**WHAT THE TASK ASKS**.
Scan the data. Collect each line that contains the word "JSON".

Dataset entries on figures
-- BEGIN --

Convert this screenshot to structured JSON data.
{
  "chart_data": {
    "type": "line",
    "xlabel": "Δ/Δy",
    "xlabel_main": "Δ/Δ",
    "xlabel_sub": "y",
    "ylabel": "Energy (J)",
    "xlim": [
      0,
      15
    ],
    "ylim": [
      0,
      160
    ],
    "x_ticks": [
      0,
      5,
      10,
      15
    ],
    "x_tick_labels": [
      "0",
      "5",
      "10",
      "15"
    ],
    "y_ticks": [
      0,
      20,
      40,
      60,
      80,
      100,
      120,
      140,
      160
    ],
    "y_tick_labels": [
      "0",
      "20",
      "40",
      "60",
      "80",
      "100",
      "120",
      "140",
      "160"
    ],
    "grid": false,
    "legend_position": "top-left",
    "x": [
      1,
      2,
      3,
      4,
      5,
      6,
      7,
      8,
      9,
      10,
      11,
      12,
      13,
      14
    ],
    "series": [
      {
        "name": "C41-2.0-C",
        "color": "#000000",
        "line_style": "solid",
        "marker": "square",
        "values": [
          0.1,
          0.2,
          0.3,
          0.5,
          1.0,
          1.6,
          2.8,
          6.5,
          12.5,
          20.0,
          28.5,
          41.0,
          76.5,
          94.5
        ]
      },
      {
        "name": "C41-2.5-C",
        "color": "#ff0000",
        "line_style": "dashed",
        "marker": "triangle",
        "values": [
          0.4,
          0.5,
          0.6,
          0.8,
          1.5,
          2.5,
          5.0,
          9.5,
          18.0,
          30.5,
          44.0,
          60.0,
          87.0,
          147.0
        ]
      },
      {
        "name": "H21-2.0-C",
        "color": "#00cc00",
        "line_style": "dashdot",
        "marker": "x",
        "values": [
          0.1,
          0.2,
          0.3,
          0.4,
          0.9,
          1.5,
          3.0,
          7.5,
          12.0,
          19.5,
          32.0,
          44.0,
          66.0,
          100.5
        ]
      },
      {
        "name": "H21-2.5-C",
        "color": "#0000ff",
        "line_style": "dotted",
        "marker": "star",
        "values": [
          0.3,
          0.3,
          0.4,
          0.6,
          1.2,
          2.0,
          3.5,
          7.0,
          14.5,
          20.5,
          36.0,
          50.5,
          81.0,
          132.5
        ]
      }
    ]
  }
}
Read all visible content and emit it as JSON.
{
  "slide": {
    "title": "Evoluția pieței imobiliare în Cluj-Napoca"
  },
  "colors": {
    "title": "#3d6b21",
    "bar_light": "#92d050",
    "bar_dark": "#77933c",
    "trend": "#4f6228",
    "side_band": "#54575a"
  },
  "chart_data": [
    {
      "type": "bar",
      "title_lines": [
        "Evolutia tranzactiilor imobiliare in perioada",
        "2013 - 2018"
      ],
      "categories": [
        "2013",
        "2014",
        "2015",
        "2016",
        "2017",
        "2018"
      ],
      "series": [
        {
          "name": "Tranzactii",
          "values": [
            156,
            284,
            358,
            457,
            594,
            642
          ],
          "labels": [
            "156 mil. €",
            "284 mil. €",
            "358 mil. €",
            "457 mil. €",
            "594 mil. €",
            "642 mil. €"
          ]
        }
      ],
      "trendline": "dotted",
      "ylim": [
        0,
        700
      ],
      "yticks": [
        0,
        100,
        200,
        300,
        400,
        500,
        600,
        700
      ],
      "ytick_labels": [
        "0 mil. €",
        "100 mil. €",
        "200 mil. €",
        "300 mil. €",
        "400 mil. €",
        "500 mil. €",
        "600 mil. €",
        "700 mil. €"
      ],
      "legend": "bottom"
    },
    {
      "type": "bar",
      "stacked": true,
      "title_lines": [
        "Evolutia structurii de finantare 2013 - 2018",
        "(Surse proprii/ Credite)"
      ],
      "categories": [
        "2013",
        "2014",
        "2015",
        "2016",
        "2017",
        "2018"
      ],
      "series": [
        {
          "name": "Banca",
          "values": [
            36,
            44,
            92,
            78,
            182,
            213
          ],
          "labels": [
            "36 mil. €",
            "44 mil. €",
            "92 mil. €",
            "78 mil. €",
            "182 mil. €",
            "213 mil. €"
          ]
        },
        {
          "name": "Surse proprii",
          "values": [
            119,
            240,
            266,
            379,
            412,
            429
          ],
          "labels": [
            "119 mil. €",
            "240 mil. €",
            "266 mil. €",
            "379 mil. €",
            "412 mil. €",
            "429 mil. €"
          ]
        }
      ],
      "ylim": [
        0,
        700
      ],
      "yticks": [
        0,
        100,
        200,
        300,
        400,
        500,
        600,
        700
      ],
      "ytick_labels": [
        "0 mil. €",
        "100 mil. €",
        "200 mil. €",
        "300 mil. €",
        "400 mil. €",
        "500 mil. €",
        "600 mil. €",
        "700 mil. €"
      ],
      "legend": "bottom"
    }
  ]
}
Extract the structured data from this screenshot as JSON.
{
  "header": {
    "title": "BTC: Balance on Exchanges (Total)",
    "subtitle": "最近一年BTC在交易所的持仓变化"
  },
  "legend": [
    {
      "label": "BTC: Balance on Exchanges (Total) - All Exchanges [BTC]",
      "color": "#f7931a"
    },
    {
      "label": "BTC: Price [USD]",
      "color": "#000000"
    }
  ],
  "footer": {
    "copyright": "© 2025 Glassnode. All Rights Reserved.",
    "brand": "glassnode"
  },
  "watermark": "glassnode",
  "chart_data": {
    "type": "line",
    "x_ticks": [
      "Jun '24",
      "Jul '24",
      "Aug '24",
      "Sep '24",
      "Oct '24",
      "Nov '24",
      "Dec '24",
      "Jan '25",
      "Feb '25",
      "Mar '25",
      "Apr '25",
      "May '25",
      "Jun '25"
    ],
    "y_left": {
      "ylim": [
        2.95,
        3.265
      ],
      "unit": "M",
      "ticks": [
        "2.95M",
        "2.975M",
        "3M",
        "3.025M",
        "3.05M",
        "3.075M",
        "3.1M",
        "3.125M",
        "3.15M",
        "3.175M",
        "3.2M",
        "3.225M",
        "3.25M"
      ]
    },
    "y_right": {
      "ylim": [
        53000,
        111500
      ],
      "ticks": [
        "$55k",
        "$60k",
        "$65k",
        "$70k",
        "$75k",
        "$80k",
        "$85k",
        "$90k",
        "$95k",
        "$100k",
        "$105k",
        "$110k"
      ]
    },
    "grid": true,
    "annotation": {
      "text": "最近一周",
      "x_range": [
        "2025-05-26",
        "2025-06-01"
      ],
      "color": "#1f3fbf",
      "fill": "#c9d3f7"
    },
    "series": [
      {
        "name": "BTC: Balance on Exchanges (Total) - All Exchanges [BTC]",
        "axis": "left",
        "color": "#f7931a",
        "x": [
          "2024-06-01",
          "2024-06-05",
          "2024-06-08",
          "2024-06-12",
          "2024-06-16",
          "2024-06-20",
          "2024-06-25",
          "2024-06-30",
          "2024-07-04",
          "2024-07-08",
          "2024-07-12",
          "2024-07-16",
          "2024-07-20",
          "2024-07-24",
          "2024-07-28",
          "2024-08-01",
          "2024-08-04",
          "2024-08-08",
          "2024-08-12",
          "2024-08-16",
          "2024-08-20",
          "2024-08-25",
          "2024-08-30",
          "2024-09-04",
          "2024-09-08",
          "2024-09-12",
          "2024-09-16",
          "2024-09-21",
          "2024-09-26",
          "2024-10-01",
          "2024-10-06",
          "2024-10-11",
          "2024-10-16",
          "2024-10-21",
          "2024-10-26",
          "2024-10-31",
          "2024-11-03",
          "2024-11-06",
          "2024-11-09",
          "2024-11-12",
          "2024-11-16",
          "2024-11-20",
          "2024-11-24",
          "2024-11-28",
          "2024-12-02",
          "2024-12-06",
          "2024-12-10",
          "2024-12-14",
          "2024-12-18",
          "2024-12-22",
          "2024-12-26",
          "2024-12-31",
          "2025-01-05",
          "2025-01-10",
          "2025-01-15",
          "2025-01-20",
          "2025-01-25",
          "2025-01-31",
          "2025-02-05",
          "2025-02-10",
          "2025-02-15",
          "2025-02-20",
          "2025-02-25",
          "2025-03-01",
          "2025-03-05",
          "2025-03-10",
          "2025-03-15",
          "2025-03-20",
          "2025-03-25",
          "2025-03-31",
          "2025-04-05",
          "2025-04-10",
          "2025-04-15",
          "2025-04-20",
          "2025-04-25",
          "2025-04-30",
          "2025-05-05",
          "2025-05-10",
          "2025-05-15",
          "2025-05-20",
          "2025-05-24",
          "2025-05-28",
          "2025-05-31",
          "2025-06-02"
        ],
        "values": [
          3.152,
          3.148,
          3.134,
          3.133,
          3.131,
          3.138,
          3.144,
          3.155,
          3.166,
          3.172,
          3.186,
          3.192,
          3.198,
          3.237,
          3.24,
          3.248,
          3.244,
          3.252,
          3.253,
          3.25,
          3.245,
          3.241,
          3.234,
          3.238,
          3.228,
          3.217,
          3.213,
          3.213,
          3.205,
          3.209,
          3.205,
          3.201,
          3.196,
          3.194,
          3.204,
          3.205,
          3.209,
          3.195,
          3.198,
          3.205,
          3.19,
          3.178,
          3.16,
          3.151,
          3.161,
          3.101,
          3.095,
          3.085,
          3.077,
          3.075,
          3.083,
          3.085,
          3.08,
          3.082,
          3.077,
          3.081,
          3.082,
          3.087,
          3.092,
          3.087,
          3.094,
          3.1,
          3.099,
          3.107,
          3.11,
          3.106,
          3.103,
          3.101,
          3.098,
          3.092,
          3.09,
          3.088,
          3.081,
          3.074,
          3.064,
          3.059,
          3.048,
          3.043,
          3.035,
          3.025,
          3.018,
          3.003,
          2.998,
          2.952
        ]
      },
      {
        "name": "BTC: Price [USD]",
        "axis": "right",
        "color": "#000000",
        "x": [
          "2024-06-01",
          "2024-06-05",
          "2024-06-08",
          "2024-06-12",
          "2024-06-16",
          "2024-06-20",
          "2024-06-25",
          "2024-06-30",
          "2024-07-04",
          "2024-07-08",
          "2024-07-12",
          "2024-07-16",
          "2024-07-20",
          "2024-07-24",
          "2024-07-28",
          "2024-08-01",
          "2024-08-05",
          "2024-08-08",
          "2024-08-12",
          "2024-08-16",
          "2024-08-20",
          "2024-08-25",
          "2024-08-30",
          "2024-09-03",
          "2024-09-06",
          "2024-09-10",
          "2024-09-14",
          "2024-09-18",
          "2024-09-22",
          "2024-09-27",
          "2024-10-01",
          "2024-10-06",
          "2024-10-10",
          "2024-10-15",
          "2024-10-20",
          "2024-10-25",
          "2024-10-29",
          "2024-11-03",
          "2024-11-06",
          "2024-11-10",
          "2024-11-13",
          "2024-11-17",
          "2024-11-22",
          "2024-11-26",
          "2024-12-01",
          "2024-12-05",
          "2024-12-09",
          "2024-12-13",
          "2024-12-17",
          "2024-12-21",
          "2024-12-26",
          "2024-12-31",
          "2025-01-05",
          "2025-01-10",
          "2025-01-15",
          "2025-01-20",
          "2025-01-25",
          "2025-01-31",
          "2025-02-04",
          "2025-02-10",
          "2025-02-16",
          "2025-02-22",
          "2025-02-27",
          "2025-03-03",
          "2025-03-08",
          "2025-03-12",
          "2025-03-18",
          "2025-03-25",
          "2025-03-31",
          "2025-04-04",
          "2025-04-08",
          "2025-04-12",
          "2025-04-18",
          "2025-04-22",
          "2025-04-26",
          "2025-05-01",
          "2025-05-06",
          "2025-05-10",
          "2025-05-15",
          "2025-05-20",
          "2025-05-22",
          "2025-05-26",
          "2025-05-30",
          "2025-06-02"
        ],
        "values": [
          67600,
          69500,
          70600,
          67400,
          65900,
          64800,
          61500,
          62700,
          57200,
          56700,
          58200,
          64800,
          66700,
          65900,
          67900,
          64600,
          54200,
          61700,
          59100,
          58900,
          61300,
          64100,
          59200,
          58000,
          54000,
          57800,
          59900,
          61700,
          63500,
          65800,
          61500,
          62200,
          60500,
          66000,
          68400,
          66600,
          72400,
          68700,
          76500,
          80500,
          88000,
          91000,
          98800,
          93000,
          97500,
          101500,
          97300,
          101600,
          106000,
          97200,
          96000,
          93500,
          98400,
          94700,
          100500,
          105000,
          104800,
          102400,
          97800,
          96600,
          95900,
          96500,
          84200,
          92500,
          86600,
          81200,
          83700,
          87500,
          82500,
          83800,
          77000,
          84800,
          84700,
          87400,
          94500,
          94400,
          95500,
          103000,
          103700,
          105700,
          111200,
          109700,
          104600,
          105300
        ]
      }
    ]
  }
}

-- END --

**SOLUTION TO THE PROBLEM**.
Convert this screenshot to structured JSON data.
Read all visible content and emit it as JSON.
Extract the structured data from this screenshot as JSON.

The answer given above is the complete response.